▶ [Written request]
From the entries that follow, gather each line holding the word "email".

▶ [Data shown]
|---|

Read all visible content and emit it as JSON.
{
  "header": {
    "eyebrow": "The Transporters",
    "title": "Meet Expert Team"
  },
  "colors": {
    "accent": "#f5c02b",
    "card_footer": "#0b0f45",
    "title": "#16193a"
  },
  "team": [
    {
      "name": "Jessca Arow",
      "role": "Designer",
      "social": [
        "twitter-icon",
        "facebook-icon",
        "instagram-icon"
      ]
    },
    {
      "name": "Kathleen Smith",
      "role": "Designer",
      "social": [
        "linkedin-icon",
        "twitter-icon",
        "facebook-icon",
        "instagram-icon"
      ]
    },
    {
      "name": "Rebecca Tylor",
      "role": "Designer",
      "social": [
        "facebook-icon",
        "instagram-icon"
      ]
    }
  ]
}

|---|

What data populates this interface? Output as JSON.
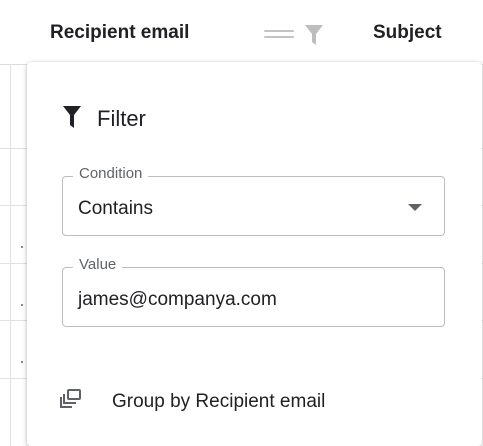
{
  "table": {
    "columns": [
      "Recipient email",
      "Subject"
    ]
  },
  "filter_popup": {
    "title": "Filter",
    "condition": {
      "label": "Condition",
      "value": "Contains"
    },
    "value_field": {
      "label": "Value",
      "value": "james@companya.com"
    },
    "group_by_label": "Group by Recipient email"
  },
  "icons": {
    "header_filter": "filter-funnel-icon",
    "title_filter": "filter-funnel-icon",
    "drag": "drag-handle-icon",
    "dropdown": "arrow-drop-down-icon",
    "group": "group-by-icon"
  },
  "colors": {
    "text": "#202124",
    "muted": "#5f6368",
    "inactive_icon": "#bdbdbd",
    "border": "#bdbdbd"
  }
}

|---|

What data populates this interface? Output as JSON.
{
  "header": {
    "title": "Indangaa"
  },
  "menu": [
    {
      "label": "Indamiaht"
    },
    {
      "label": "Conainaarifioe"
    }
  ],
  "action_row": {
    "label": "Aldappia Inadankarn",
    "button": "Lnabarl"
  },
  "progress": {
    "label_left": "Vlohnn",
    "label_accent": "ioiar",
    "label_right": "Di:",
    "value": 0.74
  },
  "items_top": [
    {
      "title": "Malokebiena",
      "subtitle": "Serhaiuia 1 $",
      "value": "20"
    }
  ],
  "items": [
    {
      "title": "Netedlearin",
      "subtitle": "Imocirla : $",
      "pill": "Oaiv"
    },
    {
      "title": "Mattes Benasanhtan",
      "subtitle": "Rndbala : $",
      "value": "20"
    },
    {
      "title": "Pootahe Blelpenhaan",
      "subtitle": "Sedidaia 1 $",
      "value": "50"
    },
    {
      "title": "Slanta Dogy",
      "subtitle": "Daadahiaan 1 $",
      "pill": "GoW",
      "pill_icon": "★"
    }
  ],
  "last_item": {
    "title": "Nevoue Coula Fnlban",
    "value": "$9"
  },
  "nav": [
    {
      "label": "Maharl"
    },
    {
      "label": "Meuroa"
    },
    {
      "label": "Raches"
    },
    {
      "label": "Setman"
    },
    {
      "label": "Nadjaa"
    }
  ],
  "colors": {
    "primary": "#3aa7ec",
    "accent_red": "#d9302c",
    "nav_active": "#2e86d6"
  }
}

|---|

▶ [Solution for this problem]
      "Recipient email",
    "group_by_label": "Group by Recipient email"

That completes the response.